But this is a good way to learn so I'll look into creating an extension (and I've another issue with the Go Back gestures being triggered on the screen's left and right edges that I'll probably need to tackle with an extension as well).
I was pretty sure there was no native function within GMS but I could have been wrong.
 

Mert

Member
You would likely need an extension in order to contact the Android API.

90hz/120hz Android's aren't the most common yet, the majority still run at 60hz.

90hz is particularly difficult as it's not a multiple of 60, so any 60FPS games will instead run at 45FPS, whereas on a 120hz display, they'd simply be able to run at 60FPS without stuttering. Probably a poor decision by Google to use 90 and not 120... I imagine 90 will be skipped over mostly in the mainstream mobile market.

## WHAT YOU HAVE TO DO:
Copy everything from "But this is" down to "mainstream mobile market." in the forum discussion on Android refresh rates, word for word.

## INFORMATION SHOWN:
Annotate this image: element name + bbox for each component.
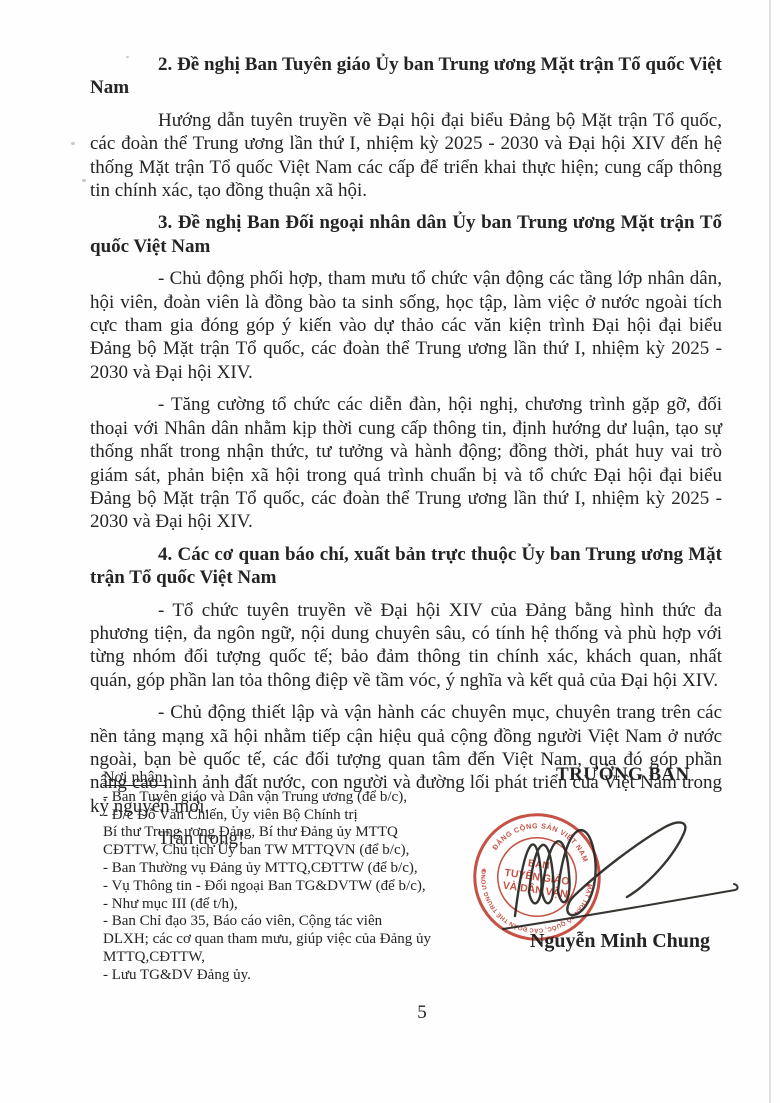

## OUTPUT OF THE EXERCISE:
But this is a good way to learn so I'll look into creating an extension (and I've another issue with the Go Back gestures being triggered on the screen's left and right edges that I'll probably need to tackle with an extension as well).
I was pretty sure there was no native function within GMS but I could have been wrong.
 

Mert

Member
You would likely need an extension in order to contact the Android API.

90hz/120hz Android's aren't the most common yet, the majority still run at 60hz.

90hz is particularly difficult as it's not a multiple of 60, so any 60FPS games will instead run at 45FPS, whereas on a 120hz display, they'd simply be able to run at 60FPS without stuttering. Probably a poor decision by Google to use 90 and not 120... I imagine 90 will be skipped over mostly in the mainstream mobile market.